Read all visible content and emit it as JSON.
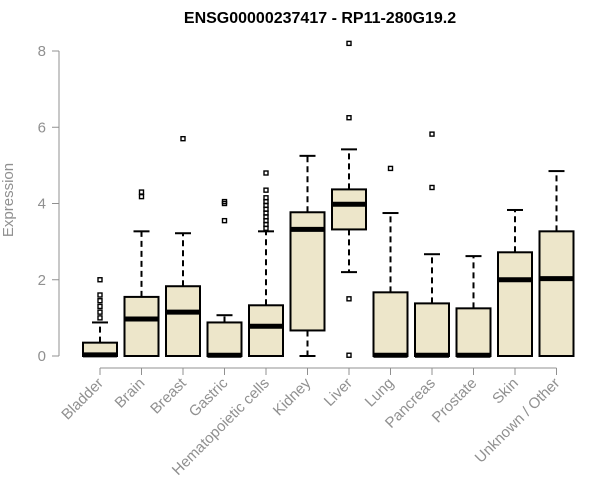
{
  "chart_data": {
    "type": "boxplot",
    "title": "ENSG00000237417 - RP11-280G19.2",
    "ylabel": "Expression",
    "ylim": [
      0,
      8
    ],
    "yticks": [
      "0",
      "2",
      "4",
      "6",
      "8"
    ],
    "categories": [
      "Bladder",
      "Brain",
      "Breast",
      "Gastric",
      "Hematopoietic cells",
      "Kidney",
      "Liver",
      "Lung",
      "Pancreas",
      "Prostate",
      "Skin",
      "Unknown / Other"
    ],
    "boxes": [
      {
        "min": 0,
        "q1": 0,
        "median": 0.03,
        "q3": 0.35,
        "max": 0.88,
        "outliers": [
          1.0,
          1.15,
          1.3,
          1.45,
          1.6,
          2.0
        ]
      },
      {
        "min": 0,
        "q1": 0,
        "median": 0.97,
        "q3": 1.55,
        "max": 3.27,
        "outliers": [
          4.18,
          4.3
        ]
      },
      {
        "min": 0,
        "q1": 0,
        "median": 1.15,
        "q3": 1.83,
        "max": 3.22,
        "outliers": [
          5.7
        ]
      },
      {
        "min": 0,
        "q1": 0,
        "median": 0.02,
        "q3": 0.88,
        "max": 1.07,
        "outliers": [
          3.55,
          4.0,
          4.05
        ]
      },
      {
        "min": 0,
        "q1": 0,
        "median": 0.78,
        "q3": 1.33,
        "max": 3.27,
        "outliers": [
          3.35,
          3.45,
          3.55,
          3.65,
          3.75,
          3.85,
          3.95,
          4.05,
          4.15,
          4.35,
          4.8
        ]
      },
      {
        "min": 0,
        "q1": 0.67,
        "median": 3.32,
        "q3": 3.77,
        "max": 5.25,
        "outliers": []
      },
      {
        "min": 2.2,
        "q1": 3.32,
        "median": 3.98,
        "q3": 4.37,
        "max": 5.42,
        "outliers": [
          0.02,
          1.5,
          6.25,
          8.2
        ]
      },
      {
        "min": 0,
        "q1": 0,
        "median": 0.02,
        "q3": 1.67,
        "max": 3.75,
        "outliers": [
          4.92
        ]
      },
      {
        "min": 0,
        "q1": 0,
        "median": 0.02,
        "q3": 1.38,
        "max": 2.67,
        "outliers": [
          4.42,
          5.82
        ]
      },
      {
        "min": 0,
        "q1": 0,
        "median": 0.02,
        "q3": 1.25,
        "max": 2.62,
        "outliers": []
      },
      {
        "min": 0,
        "q1": 0,
        "median": 2.0,
        "q3": 2.72,
        "max": 3.83,
        "outliers": []
      },
      {
        "min": 0,
        "q1": 0,
        "median": 2.03,
        "q3": 3.27,
        "max": 4.85,
        "outliers": []
      }
    ]
  }
}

» **To do**:
Find and count the lines of the data that include the string "median", and report that figure by itself.

» **Result of the exercise**:
12